───── Task material

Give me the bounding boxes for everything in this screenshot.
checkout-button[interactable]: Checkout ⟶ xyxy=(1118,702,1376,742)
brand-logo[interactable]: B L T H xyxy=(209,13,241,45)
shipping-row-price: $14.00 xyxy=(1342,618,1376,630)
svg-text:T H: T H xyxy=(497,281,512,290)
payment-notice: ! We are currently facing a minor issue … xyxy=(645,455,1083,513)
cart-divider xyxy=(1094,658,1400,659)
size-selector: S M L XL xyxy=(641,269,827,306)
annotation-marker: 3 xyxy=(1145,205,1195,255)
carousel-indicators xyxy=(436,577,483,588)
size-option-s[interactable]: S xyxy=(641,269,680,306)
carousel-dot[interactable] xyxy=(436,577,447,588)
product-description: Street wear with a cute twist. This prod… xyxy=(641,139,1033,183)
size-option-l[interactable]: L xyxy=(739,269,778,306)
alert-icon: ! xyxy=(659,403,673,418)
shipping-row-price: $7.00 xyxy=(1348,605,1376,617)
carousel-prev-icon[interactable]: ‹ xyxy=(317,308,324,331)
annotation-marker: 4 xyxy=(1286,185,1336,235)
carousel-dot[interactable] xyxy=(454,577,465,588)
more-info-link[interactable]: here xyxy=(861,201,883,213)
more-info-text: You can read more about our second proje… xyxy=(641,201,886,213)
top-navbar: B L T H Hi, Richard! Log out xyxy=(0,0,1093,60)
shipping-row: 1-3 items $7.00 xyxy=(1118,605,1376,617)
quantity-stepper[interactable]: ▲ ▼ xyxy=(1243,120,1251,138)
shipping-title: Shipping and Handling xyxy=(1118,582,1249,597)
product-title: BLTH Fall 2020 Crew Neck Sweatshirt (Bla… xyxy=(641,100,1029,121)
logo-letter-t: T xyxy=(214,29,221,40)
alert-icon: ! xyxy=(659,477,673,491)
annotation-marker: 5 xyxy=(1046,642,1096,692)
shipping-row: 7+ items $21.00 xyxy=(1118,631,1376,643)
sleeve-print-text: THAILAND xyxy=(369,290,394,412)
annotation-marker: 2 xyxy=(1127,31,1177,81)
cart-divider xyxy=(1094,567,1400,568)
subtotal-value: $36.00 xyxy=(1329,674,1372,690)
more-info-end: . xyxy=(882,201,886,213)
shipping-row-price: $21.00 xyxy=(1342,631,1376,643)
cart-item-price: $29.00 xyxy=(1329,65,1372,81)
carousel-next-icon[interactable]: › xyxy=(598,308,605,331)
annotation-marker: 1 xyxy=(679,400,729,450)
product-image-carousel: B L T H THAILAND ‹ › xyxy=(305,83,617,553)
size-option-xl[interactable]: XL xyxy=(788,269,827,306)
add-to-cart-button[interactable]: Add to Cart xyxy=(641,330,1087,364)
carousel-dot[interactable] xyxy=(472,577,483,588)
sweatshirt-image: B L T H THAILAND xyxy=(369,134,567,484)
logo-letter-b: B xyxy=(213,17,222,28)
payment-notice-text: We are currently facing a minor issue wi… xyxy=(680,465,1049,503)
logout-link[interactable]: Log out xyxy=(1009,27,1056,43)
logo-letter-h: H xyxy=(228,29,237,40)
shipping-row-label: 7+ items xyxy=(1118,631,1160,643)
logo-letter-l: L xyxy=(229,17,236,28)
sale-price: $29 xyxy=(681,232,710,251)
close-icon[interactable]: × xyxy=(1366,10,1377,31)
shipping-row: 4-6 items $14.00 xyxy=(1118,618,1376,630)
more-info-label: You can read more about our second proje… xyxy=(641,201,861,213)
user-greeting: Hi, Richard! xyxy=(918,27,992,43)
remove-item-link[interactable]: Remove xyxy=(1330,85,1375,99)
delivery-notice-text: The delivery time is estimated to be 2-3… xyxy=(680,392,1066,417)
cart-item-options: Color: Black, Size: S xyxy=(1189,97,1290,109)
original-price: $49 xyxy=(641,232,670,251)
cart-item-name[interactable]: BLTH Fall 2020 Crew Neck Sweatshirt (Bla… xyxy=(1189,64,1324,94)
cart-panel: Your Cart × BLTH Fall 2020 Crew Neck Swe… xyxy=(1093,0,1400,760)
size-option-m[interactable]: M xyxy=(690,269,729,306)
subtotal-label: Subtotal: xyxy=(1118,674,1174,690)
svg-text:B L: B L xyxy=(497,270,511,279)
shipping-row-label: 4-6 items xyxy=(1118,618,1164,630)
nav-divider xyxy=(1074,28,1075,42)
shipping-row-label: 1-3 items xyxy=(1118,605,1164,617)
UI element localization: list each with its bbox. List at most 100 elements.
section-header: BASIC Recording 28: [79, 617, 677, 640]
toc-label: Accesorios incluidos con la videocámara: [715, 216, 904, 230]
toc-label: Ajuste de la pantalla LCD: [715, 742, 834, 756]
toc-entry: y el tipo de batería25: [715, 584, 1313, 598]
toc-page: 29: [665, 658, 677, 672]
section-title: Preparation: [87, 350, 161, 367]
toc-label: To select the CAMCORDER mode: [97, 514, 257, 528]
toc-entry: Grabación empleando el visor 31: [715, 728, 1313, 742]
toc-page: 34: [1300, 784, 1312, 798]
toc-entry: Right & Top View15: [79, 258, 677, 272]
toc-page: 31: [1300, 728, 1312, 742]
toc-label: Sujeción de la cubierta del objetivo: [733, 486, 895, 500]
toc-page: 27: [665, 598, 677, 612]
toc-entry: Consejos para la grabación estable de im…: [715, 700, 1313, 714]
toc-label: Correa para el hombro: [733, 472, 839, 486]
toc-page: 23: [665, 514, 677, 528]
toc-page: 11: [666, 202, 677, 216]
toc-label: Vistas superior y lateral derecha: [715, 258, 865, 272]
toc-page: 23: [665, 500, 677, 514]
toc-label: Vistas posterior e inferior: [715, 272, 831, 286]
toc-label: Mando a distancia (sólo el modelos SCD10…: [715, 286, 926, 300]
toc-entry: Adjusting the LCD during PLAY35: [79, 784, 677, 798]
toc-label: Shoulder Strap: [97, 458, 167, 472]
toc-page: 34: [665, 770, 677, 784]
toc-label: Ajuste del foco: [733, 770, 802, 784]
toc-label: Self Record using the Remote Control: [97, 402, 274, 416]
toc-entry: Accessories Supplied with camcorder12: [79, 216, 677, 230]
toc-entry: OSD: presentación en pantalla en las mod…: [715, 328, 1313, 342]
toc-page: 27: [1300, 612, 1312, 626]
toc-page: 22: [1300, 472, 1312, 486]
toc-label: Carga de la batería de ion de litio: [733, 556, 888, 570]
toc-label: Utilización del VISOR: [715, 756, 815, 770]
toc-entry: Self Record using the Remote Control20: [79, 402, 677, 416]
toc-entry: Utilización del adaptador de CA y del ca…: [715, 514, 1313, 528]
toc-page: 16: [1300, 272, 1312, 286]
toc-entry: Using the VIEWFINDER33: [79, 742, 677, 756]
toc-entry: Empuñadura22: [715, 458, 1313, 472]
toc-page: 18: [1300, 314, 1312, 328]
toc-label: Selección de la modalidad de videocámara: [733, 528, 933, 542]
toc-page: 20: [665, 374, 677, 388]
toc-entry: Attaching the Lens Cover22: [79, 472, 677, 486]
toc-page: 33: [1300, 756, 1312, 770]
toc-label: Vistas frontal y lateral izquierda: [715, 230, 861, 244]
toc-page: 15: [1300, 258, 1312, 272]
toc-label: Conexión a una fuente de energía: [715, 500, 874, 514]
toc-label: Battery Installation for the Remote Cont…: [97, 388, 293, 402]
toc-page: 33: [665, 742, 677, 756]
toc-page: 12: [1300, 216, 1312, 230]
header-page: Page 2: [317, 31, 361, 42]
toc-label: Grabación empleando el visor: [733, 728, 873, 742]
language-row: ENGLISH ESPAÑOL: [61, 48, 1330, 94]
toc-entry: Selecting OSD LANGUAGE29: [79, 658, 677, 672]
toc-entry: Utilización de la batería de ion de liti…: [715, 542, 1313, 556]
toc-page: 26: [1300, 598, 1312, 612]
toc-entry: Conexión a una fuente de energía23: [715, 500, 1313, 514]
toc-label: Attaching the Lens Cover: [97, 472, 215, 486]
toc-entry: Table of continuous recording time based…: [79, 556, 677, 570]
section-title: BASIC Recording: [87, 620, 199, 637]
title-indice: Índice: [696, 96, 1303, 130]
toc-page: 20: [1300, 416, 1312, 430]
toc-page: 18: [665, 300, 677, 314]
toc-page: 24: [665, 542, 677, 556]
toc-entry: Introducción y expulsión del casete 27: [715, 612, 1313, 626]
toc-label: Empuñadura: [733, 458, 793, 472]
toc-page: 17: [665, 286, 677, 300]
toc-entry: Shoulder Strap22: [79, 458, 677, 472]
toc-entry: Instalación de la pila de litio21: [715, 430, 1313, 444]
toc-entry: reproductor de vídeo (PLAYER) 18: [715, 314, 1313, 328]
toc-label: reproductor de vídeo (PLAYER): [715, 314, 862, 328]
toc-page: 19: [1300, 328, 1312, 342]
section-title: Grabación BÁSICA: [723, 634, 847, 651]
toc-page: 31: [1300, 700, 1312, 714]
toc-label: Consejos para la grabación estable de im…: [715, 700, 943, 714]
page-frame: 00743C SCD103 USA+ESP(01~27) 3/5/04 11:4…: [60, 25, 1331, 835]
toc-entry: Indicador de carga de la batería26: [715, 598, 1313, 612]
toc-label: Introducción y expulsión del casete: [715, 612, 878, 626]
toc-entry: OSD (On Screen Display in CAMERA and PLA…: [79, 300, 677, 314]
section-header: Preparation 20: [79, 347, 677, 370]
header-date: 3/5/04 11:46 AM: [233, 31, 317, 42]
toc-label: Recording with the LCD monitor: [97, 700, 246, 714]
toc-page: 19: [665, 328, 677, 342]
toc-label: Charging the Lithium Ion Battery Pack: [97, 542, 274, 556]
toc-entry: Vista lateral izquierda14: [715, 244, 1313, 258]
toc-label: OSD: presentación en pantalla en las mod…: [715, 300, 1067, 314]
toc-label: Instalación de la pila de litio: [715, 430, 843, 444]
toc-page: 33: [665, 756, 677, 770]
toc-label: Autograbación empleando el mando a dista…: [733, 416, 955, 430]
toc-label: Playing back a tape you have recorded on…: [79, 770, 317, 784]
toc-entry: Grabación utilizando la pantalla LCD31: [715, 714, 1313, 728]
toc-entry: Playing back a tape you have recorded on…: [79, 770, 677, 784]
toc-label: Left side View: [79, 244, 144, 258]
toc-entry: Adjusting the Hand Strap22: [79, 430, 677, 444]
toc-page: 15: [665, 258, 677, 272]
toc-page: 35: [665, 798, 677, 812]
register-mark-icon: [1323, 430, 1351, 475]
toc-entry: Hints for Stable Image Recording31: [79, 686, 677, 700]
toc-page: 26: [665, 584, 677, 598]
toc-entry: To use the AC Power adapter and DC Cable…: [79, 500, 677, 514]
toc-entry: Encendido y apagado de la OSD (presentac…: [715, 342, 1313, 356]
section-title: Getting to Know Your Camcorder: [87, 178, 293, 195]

──────────

Copy the material from its first line up to and including the line with "carousel-dot[interactable] xyxy=(436,577,447,588)".

— Solution —
Give me the bounding boxes for everything in this screenshot.
checkout-button[interactable]: Checkout ⟶ xyxy=(1118,702,1376,742)
brand-logo[interactable]: B L T H xyxy=(209,13,241,45)
shipping-row-price: $14.00 xyxy=(1342,618,1376,630)
svg-text:T H: T H xyxy=(497,281,512,290)
payment-notice: ! We are currently facing a minor issue … xyxy=(645,455,1083,513)
cart-divider xyxy=(1094,658,1400,659)
size-selector: S M L XL xyxy=(641,269,827,306)
annotation-marker: 3 xyxy=(1145,205,1195,255)
carousel-indicators xyxy=(436,577,483,588)
size-option-s[interactable]: S xyxy=(641,269,680,306)
carousel-dot[interactable] xyxy=(436,577,447,588)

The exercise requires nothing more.